(Data excerpts)

%%

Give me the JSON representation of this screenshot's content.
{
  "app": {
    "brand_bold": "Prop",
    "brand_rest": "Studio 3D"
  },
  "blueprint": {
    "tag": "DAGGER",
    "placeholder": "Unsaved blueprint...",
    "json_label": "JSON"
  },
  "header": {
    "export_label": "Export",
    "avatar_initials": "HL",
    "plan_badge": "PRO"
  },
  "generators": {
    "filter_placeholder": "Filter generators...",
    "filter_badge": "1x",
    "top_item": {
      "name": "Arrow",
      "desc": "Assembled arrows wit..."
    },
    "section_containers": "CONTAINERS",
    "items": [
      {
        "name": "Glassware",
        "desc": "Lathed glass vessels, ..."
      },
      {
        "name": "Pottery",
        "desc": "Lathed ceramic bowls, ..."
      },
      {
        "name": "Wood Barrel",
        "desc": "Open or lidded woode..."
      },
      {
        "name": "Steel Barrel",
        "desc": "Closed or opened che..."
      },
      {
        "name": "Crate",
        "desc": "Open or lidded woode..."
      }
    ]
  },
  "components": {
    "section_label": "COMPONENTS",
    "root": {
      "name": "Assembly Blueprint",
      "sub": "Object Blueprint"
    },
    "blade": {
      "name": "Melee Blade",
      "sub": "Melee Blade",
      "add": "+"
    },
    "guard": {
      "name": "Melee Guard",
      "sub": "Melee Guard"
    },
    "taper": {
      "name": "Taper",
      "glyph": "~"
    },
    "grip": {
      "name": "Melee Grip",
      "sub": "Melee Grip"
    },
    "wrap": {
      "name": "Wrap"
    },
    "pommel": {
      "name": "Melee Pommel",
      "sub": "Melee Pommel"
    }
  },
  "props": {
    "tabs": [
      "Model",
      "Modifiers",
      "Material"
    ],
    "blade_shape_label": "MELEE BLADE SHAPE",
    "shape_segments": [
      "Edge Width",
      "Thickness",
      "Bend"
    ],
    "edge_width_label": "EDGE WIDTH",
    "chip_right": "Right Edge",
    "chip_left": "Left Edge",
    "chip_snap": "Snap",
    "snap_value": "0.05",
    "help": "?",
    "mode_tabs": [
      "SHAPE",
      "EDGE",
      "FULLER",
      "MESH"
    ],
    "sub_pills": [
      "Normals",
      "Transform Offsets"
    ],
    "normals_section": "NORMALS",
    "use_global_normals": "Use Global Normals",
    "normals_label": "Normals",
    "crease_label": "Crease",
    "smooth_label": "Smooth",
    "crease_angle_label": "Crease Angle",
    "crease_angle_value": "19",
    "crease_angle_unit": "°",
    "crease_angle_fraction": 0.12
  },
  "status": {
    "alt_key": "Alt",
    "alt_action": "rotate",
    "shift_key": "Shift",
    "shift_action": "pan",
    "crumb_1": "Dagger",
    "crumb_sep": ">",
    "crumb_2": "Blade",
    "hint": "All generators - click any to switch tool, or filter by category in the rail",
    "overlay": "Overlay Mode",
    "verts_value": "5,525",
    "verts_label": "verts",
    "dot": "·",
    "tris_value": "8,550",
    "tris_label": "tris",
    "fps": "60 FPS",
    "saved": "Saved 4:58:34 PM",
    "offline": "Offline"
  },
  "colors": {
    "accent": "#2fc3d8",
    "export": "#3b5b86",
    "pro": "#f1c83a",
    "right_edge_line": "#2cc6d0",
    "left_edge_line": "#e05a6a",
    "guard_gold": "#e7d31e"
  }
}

%%

Print the whole listing again, exactly.

§ **Exercise solution**
Give me the JSON representation of this screenshot's content.
{
  "app": {
    "brand_bold": "Prop",
    "brand_rest": "Studio 3D"
  },
  "blueprint": {
    "tag": "DAGGER",
    "placeholder": "Unsaved blueprint...",
    "json_label": "JSON"
  },
  "header": {
    "export_label": "Export",
    "avatar_initials": "HL",
    "plan_badge": "PRO"
  },
  "generators": {
    "filter_placeholder": "Filter generators...",
    "filter_badge": "1x",
    "top_item": {
      "name": "Arrow",
      "desc": "Assembled arrows wit..."
    },
    "section_containers": "CONTAINERS",
    "items": [
      {
        "name": "Glassware",
        "desc": "Lathed glass vessels, ..."
      },
      {
        "name": "Pottery",
        "desc": "Lathed ceramic bowls, ..."
      },
      {
        "name": "Wood Barrel",
        "desc": "Open or lidded woode..."
      },
      {
        "name": "Steel Barrel",
        "desc": "Closed or opened che..."
      },
      {
        "name": "Crate",
        "desc": "Open or lidded woode..."
      }
    ]
  },
  "components": {
    "section_label": "COMPONENTS",
    "root": {
      "name": "Assembly Blueprint",
      "sub": "Object Blueprint"
    },
    "blade": {
      "name": "Melee Blade",
      "sub": "Melee Blade",
      "add": "+"
    },
    "guard": {
      "name": "Melee Guard",
      "sub": "Melee Guard"
    },
    "taper": {
      "name": "Taper",
      "glyph": "~"
    },
    "grip": {
      "name": "Melee Grip",
      "sub": "Melee Grip"
    },
    "wrap": {
      "name": "Wrap"
    },
    "pommel": {
      "name": "Melee Pommel",
      "sub": "Melee Pommel"
    }
  },
  "props": {
    "tabs": [
      "Model",
      "Modifiers",
      "Material"
    ],
    "blade_shape_label": "MELEE BLADE SHAPE",
    "shape_segments": [
      "Edge Width",
      "Thickness",
      "Bend"
    ],
    "edge_width_label": "EDGE WIDTH",
    "chip_right": "Right Edge",
    "chip_left": "Left Edge",
    "chip_snap": "Snap",
    "snap_value": "0.05",
    "help": "?",
    "mode_tabs": [
      "SHAPE",
      "EDGE",
      "FULLER",
      "MESH"
    ],
    "sub_pills": [
      "Normals",
      "Transform Offsets"
    ],
    "normals_section": "NORMALS",
    "use_global_normals": "Use Global Normals",
    "normals_label": "Normals",
    "crease_label": "Crease",
    "smooth_label": "Smooth",
    "crease_angle_label": "Crease Angle",
    "crease_angle_value": "19",
    "crease_angle_unit": "°",
    "crease_angle_fraction": 0.12
  },
  "status": {
    "alt_key": "Alt",
    "alt_action": "rotate",
    "shift_key": "Shift",
    "shift_action": "pan",
    "crumb_1": "Dagger",
    "crumb_sep": ">",
    "crumb_2": "Blade",
    "hint": "All generators - click any to switch tool, or filter by category in the rail",
    "overlay": "Overlay Mode",
    "verts_value": "5,525",
    "verts_label": "verts",
    "dot": "·",
    "tris_value": "8,550",
    "tris_label": "tris",
    "fps": "60 FPS",
    "saved": "Saved 4:58:34 PM",
    "offline": "Offline"
  },
  "colors": {
    "accent": "#2fc3d8",
    "export": "#3b5b86",
    "pro": "#f1c83a",
    "right_edge_line": "#2cc6d0",
    "left_edge_line": "#e05a6a",
    "guard_gold": "#e7d31e"
  }
}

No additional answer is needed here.